- WHAT YOU SHOULD DO -
Repeat each entry exactly and drop the pictures.

[RECORDS FOR PROCESSING start]

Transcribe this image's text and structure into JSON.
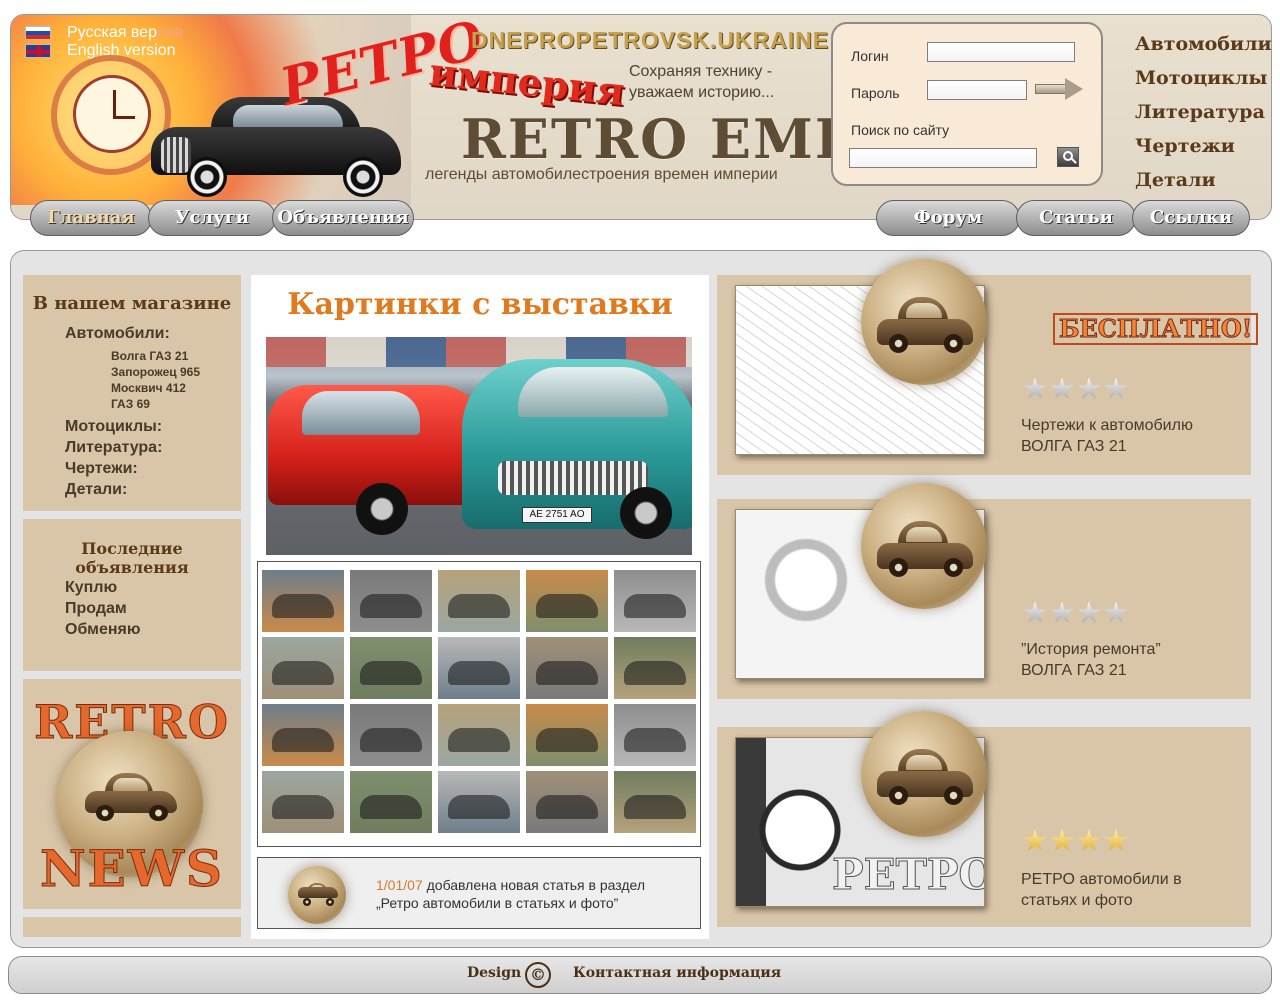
{
  "languages": [
    {
      "label": "Русская вер",
      "accent": "сия",
      "flag": "ru-flag-icon"
    },
    {
      "label": "English version",
      "accent": "",
      "flag": "uk-flag-icon"
    }
  ],
  "header": {
    "title_retro": "РЕТРО",
    "title_imperia": "империя",
    "location": "DNEPROPETROVSK.UKRAINE",
    "slogan_line1": "Сохраняя технику -",
    "slogan_line2": "уважаем историю...",
    "brand": "RETRO EMPIRE",
    "tagline": "легенды автомобилестроения времен империи"
  },
  "login": {
    "login_label": "Логин",
    "login_value": "",
    "password_label": "Пароль",
    "password_value": "",
    "search_label": "Поиск по сайту",
    "search_value": ""
  },
  "top_menu": [
    "Автомобили",
    "Мотоциклы",
    "Литература",
    "Чертежи",
    "Детали"
  ],
  "nav": {
    "left": [
      "Главная",
      "Услуги",
      "Объявления"
    ],
    "right": [
      "Форум",
      "Статьи",
      "Ссылки"
    ],
    "active": "Главная"
  },
  "shop": {
    "title": "В нашем магазине",
    "cars_label": "Автомобили:",
    "cars": [
      "Волга ГАЗ 21",
      "Запорожец 965",
      "Москвич 412",
      "ГАЗ 69"
    ],
    "categories": [
      "Мотоциклы:",
      "Литература:",
      "Чертежи:",
      "Детали:"
    ]
  },
  "ads": {
    "title": "Последние объявления",
    "items": [
      "Куплю",
      "Продам",
      "Обменяю"
    ]
  },
  "news_banner": {
    "top": "RETRO",
    "bottom": "NEWS"
  },
  "center": {
    "title": "Картинки с выставки",
    "photo_plate": "AE 2751 AO",
    "thumb_count": 20,
    "news_date": "1/01/07",
    "news_text_1": " добавлена новая статья в раздел",
    "news_text_2": "„Ретро автомобили в статьях и фото”"
  },
  "features": [
    {
      "badge": "БЕСПЛАТНО!",
      "line1": "Чертежи к автомобилю",
      "line2": "ВОЛГА ГАЗ 21",
      "stars": "gray",
      "image_text": ""
    },
    {
      "badge": "",
      "line1": "”История ремонта”",
      "line2": "ВОЛГА ГАЗ 21",
      "stars": "gray",
      "image_text": ""
    },
    {
      "badge": "",
      "line1": "РЕТРО автомобили в",
      "line2": "статьях и фото",
      "stars": "gold",
      "image_text": "РЕТРО"
    }
  ],
  "footer": {
    "design": "Design",
    "copyright": "©",
    "contact": "Контактная информация"
  },
  "colors": {
    "accent_orange": "#e07a1e",
    "panel_tan": "#d9c5a8",
    "brand_brown": "#5e4c35"
  }
}
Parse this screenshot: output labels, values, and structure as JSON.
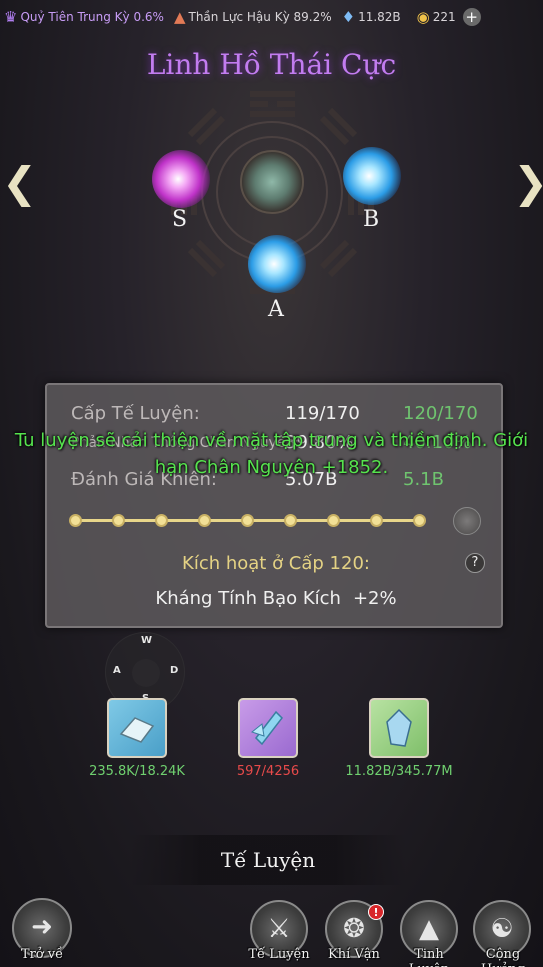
{
  "topbar": {
    "realm1": "Quỷ Tiên Trung Kỳ 0.6%",
    "realm2": "Thần Lực Hậu Kỳ 89.2%",
    "stone": "11.82B",
    "gold": "221",
    "plus": "+"
  },
  "title": "Linh Hồ Thái Cực",
  "orbs": {
    "s": "S",
    "b": "B",
    "a": "A"
  },
  "stats": {
    "rows": [
      {
        "label": "Cấp Tế Luyện:",
        "current": "119/170",
        "next": "120/170"
      },
      {
        "label": "Phản Nhấn Thông Chân Nguyên:",
        "current": "39.80%",
        "next": "40.10%"
      },
      {
        "label": "Đánh Giá Khiên:",
        "current": "5.07B",
        "next": "5.1B"
      }
    ]
  },
  "progress": {
    "filled_dots": 9,
    "total_dots": 10
  },
  "activate_text": "Kích hoạt ở Cấp 120:",
  "help": "?",
  "bonus": {
    "name": "Kháng Tính Bạo Kích",
    "value": "+2%"
  },
  "overlay_message": "Tu luyện sẽ cải thiện về mặt tập trung và thiền định. Giới hạn Chân Nguyên +1852.",
  "compass": {
    "w": "W",
    "a": "A",
    "d": "D",
    "s": "S"
  },
  "materials": [
    {
      "count": "235.8K/18.24K",
      "color": "#6fd06f"
    },
    {
      "count": "597/4256",
      "color": "#e84a4a"
    },
    {
      "count": "11.82B/345.77M",
      "color": "#6fd06f"
    }
  ],
  "refine_button": "Tế Luyện",
  "nav": {
    "back": "Trở về",
    "items": [
      "Tế Luyện",
      "Khí Vận",
      "Tinh Luyện",
      "Cộng Hưởng"
    ],
    "badge": "!"
  }
}
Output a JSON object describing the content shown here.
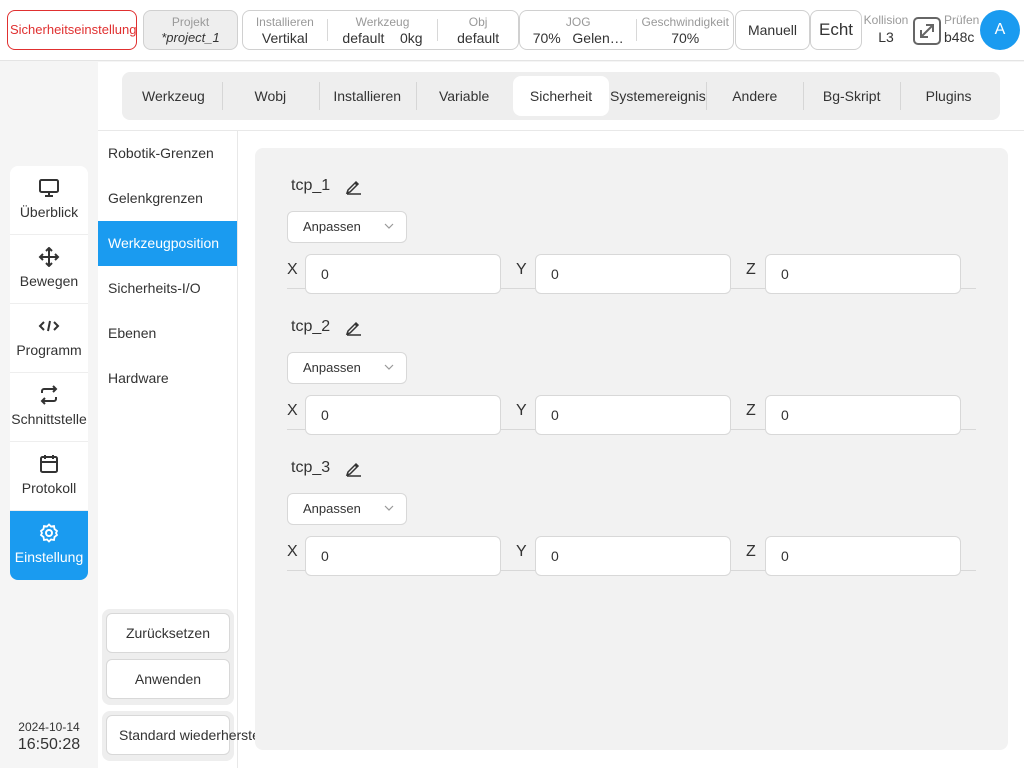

[RECORDS FOR PROCESSING end]

- RESULT FOR THIS EXERCISE -
Transcribe this image's text and structure into JSON.
{
  "languages": [
    {
      "label": "Русская вер",
      "accent": "сия",
      "flag": "ru-flag-icon"
    },
    {
      "label": "English version",
      "accent": "",
      "flag": "uk-flag-icon"
    }
  ],
  "header": {
    "title_retro": "РЕТРО",
    "title_imperia": "империя",
    "location": "DNEPROPETROVSK.UKRAINE",
    "slogan_line1": "Сохраняя технику -",
    "slogan_line2": "уважаем историю...",
    "brand": "RETRO EMPIRE",
    "tagline": "легенды автомобилестроения времен империи"
  },
  "login": {
    "login_label": "Логин",
    "login_value": "",
    "password_label": "Пароль",
    "password_value": "",
    "search_label": "Поиск по сайту",
    "search_value": ""
  },
  "top_menu": [
    "Автомобили",
    "Мотоциклы",
    "Литература",
    "Чертежи",
    "Детали"
  ],
  "nav": {
    "left": [
      "Главная",
      "Услуги",
      "Объявления"
    ],
    "right": [
      "Форум",
      "Статьи",
      "Ссылки"
    ],
    "active": "Главная"
  },
  "shop": {
    "title": "В нашем магазине",
    "cars_label": "Автомобили:",
    "cars": [
      "Волга ГАЗ 21",
      "Запорожец 965",
      "Москвич 412",
      "ГАЗ 69"
    ],
    "categories": [
      "Мотоциклы:",
      "Литература:",
      "Чертежи:",
      "Детали:"
    ]
  },
  "ads": {
    "title": "Последние объявления",
    "items": [
      "Куплю",
      "Продам",
      "Обменяю"
    ]
  },
  "news_banner": {
    "top": "RETRO",
    "bottom": "NEWS"
  },
  "center": {
    "title": "Картинки с выставки",
    "photo_plate": "AE 2751 AO",
    "thumb_count": 20,
    "news_date": "1/01/07",
    "news_text_1": " добавлена новая статья в раздел",
    "news_text_2": "„Ретро автомобили в статьях и фото”"
  },
  "features": [
    {
      "badge": "БЕСПЛАТНО!",
      "line1": "Чертежи к автомобилю",
      "line2": "ВОЛГА ГАЗ 21",
      "stars": "gray",
      "image_text": ""
    },
    {
      "badge": "",
      "line1": "”История ремонта”",
      "line2": "ВОЛГА ГАЗ 21",
      "stars": "gray",
      "image_text": ""
    },
    {
      "badge": "",
      "line1": "РЕТРО автомобили в",
      "line2": "статьях и фото",
      "stars": "gold",
      "image_text": "РЕТРО"
    }
  ],
  "footer": {
    "design": "Design",
    "copyright": "©",
    "contact": "Контактная информация"
  },
  "colors": {
    "accent_orange": "#e07a1e",
    "panel_tan": "#d9c5a8",
    "brand_brown": "#5e4c35"
  }
}
Parse this screenshot: output labels, values, and structure as JSON.
{
  "topbar": {
    "realm1": "Quỷ Tiên Trung Kỳ 0.6%",
    "realm2": "Thần Lực Hậu Kỳ 89.2%",
    "stone": "11.82B",
    "gold": "221",
    "plus": "+"
  },
  "title": "Linh Hồ Thái Cực",
  "orbs": {
    "s": "S",
    "b": "B",
    "a": "A"
  },
  "stats": {
    "rows": [
      {
        "label": "Cấp Tế Luyện:",
        "current": "119/170",
        "next": "120/170"
      },
      {
        "label": "Phản Nhấn Thông Chân Nguyên:",
        "current": "39.80%",
        "next": "40.10%"
      },
      {
        "label": "Đánh Giá Khiên:",
        "current": "5.07B",
        "next": "5.1B"
      }
    ]
  },
  "progress": {
    "filled_dots": 9,
    "total_dots": 10
  },
  "activate_text": "Kích hoạt ở Cấp 120:",
  "help": "?",
  "bonus": {
    "name": "Kháng Tính Bạo Kích",
    "value": "+2%"
  },
  "overlay_message": "Tu luyện sẽ cải thiện về mặt tập trung và thiền định. Giới hạn Chân Nguyên +1852.",
  "compass": {
    "w": "W",
    "a": "A",
    "d": "D",
    "s": "S"
  },
  "materials": [
    {
      "count": "235.8K/18.24K",
      "color": "#6fd06f"
    },
    {
      "count": "597/4256",
      "color": "#e84a4a"
    },
    {
      "count": "11.82B/345.77M",
      "color": "#6fd06f"
    }
  ],
  "refine_button": "Tế Luyện",
  "nav": {
    "back": "Trở về",
    "items": [
      "Tế Luyện",
      "Khí Vận",
      "Tinh Luyện",
      "Cộng Hưởng"
    ],
    "badge": "!"
  }
}
Output a JSON object describing the content shown here.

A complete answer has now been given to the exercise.